Challenge: Turn every line of the items below into a Markdown table with two columns, "No." for the row number and "Text" for the line, leaving out any blank lines.
---- Provided data
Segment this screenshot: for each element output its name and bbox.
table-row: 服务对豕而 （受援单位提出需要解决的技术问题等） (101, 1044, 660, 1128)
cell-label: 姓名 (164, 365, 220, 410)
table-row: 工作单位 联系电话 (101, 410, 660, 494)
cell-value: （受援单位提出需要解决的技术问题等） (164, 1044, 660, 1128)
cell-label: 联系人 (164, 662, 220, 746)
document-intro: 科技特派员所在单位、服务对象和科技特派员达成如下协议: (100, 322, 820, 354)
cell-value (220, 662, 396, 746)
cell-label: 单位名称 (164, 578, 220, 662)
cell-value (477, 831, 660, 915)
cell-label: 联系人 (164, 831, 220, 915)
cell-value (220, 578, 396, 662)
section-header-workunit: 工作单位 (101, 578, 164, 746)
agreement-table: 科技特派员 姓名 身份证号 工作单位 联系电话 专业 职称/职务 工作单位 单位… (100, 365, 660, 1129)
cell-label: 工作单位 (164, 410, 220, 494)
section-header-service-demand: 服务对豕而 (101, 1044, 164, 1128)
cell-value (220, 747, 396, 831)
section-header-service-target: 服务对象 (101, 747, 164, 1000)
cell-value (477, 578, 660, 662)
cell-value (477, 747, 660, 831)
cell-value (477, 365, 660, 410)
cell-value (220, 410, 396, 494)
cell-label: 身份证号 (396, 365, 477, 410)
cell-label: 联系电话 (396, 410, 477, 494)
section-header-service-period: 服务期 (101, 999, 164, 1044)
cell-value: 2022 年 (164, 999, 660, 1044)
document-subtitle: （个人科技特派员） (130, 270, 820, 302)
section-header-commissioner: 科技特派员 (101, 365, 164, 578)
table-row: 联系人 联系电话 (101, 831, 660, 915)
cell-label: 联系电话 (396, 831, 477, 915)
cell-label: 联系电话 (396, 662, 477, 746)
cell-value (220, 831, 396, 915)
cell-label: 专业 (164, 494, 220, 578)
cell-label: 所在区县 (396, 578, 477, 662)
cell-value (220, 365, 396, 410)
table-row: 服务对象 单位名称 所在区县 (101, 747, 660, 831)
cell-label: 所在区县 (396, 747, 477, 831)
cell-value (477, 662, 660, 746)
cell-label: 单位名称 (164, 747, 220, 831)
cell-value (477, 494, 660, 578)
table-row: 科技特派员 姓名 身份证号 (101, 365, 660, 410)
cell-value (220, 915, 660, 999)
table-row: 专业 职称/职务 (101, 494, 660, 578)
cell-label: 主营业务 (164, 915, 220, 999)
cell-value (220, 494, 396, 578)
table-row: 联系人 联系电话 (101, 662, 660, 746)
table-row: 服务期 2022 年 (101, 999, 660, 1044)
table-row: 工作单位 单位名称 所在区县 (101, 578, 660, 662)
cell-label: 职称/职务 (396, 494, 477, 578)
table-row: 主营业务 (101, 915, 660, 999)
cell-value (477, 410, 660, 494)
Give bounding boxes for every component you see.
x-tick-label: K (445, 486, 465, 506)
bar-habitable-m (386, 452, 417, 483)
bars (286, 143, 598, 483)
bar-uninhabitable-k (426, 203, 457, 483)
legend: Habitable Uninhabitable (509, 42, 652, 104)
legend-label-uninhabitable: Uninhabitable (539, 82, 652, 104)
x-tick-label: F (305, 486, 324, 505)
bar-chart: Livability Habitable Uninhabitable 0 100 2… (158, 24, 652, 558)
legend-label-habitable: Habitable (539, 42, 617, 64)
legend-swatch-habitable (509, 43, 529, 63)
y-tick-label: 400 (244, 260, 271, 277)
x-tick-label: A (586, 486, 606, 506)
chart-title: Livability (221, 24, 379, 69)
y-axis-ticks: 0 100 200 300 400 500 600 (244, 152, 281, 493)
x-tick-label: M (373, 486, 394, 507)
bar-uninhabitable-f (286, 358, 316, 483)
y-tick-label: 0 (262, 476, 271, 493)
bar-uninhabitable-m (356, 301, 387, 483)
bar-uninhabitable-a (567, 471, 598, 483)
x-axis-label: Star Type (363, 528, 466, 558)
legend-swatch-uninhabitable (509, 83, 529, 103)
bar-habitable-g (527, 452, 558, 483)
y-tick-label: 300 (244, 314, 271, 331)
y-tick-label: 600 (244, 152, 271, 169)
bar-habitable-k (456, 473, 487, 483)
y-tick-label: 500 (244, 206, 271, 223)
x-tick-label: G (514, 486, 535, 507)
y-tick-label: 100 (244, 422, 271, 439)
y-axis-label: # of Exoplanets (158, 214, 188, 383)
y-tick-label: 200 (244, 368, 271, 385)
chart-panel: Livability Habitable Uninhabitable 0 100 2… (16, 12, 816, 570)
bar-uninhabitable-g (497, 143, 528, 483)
--------
Output below:
| No. | Text |
|---|---|
| 1 | Segment this screenshot: for each element output its name and bbox. |
| 2 | table-row: 服务对豕而 （受援单位提出需要解决的技术问题等） (101, 1044, 660, 1128) |
| 3 | cell-label: 姓名 (164, 365, 220, 410) |
| 4 | table-row: 工作单位 联系电话 (101, 410, 660, 494) |
| 5 | cell-value: （受援单位提出需要解决的技术问题等） (164, 1044, 660, 1128) |
| 6 | cell-label: 联系人 (164, 662, 220, 746) |
| 7 | document-intro: 科技特派员所在单位、服务对象和科技特派员达成如下协议: (100, 322, 820, 354) |
| 8 | cell-value (220, 662, 396, 746) |
| 9 | cell-label: 单位名称 (164, 578, 220, 662) |
| 10 | cell-value (477, 831, 660, 915) |
| 11 | cell-label: 联系人 (164, 831, 220, 915) |
| 12 | cell-value (220, 578, 396, 662) |
| 13 | section-header-workunit: 工作单位 (101, 578, 164, 746) |
| 14 | agreement-table: 科技特派员 姓名 身份证号 工作单位 联系电话 专业 职称/职务 工作单位 单位… (100, 365, 660, 1129) |
| 15 | cell-label: 工作单位 (164, 410, 220, 494) |
| 16 | section-header-service-demand: 服务对豕而 (101, 1044, 164, 1128) |
| 17 | cell-value (220, 747, 396, 831) |
| 18 | section-header-service-target: 服务对象 (101, 747, 164, 1000) |
| 19 | cell-value (477, 578, 660, 662) |
| 20 | cell-value (477, 747, 660, 831) |
| 21 | cell-value (477, 365, 660, 410) |
| 22 | cell-value (220, 410, 396, 494) |
| 23 | cell-label: 身份证号 (396, 365, 477, 410) |
| 24 | cell-label: 联系电话 (396, 410, 477, 494) |
| 25 | section-header-service-period: 服务期 (101, 999, 164, 1044) |
| 26 | cell-value: 2022 年 (164, 999, 660, 1044) |
| 27 | document-subtitle: （个人科技特派员） (130, 270, 820, 302) |
| 28 | section-header-commissioner: 科技特派员 (101, 365, 164, 578) |
| 29 | table-row: 联系人 联系电话 (101, 831, 660, 915) |
| 30 | cell-label: 联系电话 (396, 831, 477, 915) |
| 31 | cell-label: 联系电话 (396, 662, 477, 746) |
| 32 | cell-value (220, 831, 396, 915) |
| 33 | cell-label: 专业 (164, 494, 220, 578) |
| 34 | cell-label: 所在区县 (396, 578, 477, 662) |
| 35 | cell-value (220, 365, 396, 410) |
| 36 | table-row: 服务对象 单位名称 所在区县 (101, 747, 660, 831) |
| 37 | cell-label: 所在区县 (396, 747, 477, 831) |
| 38 | cell-value (477, 662, 660, 746) |
| 39 | cell-label: 单位名称 (164, 747, 220, 831) |
| 40 | cell-value (477, 494, 660, 578) |
| 41 | table-row: 科技特派员 姓名 身份证号 (101, 365, 660, 410) |
| 42 | cell-value (220, 915, 660, 999) |
| 43 | table-row: 专业 职称/职务 (101, 494, 660, 578) |
| 44 | cell-label: 主营业务 (164, 915, 220, 999) |
| 45 | cell-value (220, 494, 396, 578) |
| 46 | table-row: 联系人 联系电话 (101, 662, 660, 746) |
| 47 | table-row: 服务期 2022 年 (101, 999, 660, 1044) |
| 48 | table-row: 工作单位 单位名称 所在区县 (101, 578, 660, 662) |
| 49 | cell-label: 职称/职务 (396, 494, 477, 578) |
| 50 | table-row: 主营业务 (101, 915, 660, 999) |
| 51 | cell-value (477, 410, 660, 494) |
| 52 | Give bounding boxes for every component you see. |
| 53 | x-tick-label: K (445, 486, 465, 506) |
| 54 | bar-habitable-m (386, 452, 417, 483) |
| 55 | bars (286, 143, 598, 483) |
| 56 | bar-uninhabitable-k (426, 203, 457, 483) |
| 57 | legend: Habitable Uninhabitable (509, 42, 652, 104) |
| 58 | legend-label-uninhabitable: Uninhabitable (539, 82, 652, 104) |
| 59 | x-tick-label: F (305, 486, 324, 505) |
| 60 | bar-chart: Livability Habitable Uninhabitable 0 100 2… (158, 24, 652, 558) |
| 61 | legend-label-habitable: Habitable (539, 42, 617, 64) |
| 62 | legend-swatch-habitable (509, 43, 529, 63) |
| 63 | y-tick-label: 400 (244, 260, 271, 277) |
| 64 | x-tick-label: A (586, 486, 606, 506) |
| 65 | chart-title: Livability (221, 24, 379, 69) |
| 66 | y-axis-ticks: 0 100 200 300 400 500 600 (244, 152, 281, 493) |
| 67 | x-tick-label: M (373, 486, 394, 507) |
| 68 | bar-uninhabitable-f (286, 358, 316, 483) |
| 69 | y-tick-label: 0 (262, 476, 271, 493) |
| 70 | bar-uninhabitable-m (356, 301, 387, 483) |
| 71 | bar-uninhabitable-a (567, 471, 598, 483) |
| 72 | x-axis-label: Star Type (363, 528, 466, 558) |
| 73 | legend-swatch-uninhabitable (509, 83, 529, 103) |
| 74 | bar-habitable-g (527, 452, 558, 483) |
| 75 | y-tick-label: 300 (244, 314, 271, 331) |
| 76 | y-tick-label: 600 (244, 152, 271, 169) |
| 77 | bar-habitable-k (456, 473, 487, 483) |
| 78 | y-tick-label: 500 (244, 206, 271, 223) |
| 79 | x-tick-label: G (514, 486, 535, 507) |
| 80 | y-tick-label: 100 (244, 422, 271, 439) |
| 81 | y-axis-label: # of Exoplanets (158, 214, 188, 383) |
| 82 | y-tick-label: 200 (244, 368, 271, 385) |
| 83 | chart-panel: Livability Habitable Uninhabitable 0 100 2… (16, 12, 816, 570) |
| 84 | bar-uninhabitable-g (497, 143, 528, 483) |